‘’’An open proposal. This is still relevant. 20080904’’’

New C code generation?

Issues

There are several issues with the current way C code is generated:
  • Ops cannot declare their own persistent variables.
  • Reliance on weave, but most of weave’s features go unused.
  • There could easily be conflicts between support code from different Ops/Results. * It is currently impossible to specialize support code based on the self.
  • Caching of the generated code for graphs is greatly suboptimal.

Structure

Currently, the general structure of the generated C code is approximately as follows:

<imports>
<weave type converters>
<op/result support code>

struct my_computation {
  <input/output storage>
  <persistent fields>
  init(<input/output storage>) { <initialize persistent fields> }
  cleanup { <clean up persistent fields> }
  run { <run the computation> }
};

<runner for the struct>
PyObject* instantiate(PyObject* args) {
  <weave stuff>
  <make up a CObject out of the runner and a my_computation instance>
  <weave stuff>
}
<python exports for instantiate>

The module produced via that method then has to be used as such:

obj = module.instantiate(error_storage, input_storage, output_storage, orphan_storage)

SUPPLIED ENTRIES
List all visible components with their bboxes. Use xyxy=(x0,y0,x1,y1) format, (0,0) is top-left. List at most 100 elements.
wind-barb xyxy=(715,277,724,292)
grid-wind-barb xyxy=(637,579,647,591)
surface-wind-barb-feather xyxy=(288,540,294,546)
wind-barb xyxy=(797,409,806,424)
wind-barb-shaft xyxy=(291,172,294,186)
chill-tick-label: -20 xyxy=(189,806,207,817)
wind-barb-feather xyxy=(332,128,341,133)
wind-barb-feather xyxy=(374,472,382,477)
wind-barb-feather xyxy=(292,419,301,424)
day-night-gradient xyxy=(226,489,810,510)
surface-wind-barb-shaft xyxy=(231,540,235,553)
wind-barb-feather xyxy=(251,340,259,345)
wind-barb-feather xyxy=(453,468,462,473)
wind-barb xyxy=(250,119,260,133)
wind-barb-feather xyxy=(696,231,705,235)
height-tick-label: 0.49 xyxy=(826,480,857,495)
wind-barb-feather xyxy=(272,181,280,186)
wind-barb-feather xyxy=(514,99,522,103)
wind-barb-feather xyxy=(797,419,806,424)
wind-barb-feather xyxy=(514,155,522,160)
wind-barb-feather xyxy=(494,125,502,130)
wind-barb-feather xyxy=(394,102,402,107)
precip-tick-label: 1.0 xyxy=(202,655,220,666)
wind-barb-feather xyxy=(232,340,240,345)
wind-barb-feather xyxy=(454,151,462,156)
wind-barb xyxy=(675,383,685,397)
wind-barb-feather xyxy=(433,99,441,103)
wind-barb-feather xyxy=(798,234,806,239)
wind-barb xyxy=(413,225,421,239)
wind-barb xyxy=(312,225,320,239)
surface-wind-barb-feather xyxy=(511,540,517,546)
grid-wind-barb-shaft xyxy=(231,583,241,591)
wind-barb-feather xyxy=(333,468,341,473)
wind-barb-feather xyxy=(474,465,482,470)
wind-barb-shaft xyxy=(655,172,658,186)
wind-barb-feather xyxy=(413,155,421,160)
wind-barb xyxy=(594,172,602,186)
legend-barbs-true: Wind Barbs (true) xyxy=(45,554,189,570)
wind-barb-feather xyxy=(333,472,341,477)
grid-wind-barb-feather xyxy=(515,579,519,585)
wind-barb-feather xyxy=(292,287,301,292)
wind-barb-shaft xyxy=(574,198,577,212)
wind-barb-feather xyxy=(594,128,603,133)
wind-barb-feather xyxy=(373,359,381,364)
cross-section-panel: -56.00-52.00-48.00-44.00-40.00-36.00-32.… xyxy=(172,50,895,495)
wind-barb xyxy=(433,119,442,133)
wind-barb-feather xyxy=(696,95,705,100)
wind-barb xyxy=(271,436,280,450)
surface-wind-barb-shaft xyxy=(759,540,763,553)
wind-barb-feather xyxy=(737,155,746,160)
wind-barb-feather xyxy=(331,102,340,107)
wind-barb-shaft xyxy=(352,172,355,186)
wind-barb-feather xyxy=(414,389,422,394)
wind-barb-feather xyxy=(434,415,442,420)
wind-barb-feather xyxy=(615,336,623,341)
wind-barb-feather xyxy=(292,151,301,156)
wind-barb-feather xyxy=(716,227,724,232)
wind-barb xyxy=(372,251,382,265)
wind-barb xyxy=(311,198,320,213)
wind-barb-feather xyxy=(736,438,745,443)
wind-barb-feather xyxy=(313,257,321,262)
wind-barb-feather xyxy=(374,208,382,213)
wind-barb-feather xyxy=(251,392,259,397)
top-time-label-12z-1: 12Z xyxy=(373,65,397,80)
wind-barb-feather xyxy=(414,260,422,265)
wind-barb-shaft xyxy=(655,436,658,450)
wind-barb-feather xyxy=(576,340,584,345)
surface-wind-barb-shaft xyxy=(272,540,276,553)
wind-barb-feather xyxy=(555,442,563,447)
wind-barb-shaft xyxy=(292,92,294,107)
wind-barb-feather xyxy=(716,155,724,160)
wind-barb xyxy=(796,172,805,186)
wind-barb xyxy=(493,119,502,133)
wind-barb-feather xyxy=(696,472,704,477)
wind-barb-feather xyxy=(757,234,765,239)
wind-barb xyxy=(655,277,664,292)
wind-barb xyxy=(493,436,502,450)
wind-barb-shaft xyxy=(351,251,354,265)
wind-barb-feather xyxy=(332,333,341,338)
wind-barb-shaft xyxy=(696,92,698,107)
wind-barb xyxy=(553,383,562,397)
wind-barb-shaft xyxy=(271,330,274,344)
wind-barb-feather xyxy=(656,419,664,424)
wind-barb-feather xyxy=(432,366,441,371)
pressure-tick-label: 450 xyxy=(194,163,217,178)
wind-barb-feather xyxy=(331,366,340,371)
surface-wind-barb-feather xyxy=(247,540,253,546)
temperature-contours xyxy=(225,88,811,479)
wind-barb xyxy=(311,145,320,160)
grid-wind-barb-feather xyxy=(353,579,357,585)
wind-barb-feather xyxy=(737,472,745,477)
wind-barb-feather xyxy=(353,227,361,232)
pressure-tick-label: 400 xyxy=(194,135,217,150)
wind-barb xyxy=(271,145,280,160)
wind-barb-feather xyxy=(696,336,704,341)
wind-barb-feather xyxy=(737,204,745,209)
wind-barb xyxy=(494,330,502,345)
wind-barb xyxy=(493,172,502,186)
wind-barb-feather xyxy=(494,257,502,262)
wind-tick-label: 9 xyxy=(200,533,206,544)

JOB
Please transcribe the C code generation proposal, everything from "<runner for the" down to "input_storage, output_storage, orphan_storage)".

RESPONSE BELOW
<runner for the struct>
PyObject* instantiate(PyObject* args) {
  <weave stuff>
  <make up a CObject out of the runner and a my_computation instance>
  <weave stuff>
}
<python exports for instantiate>

The module produced via that method then has to be used as such:

obj = module.instantiate(error_storage, input_storage, output_storage, orphan_storage)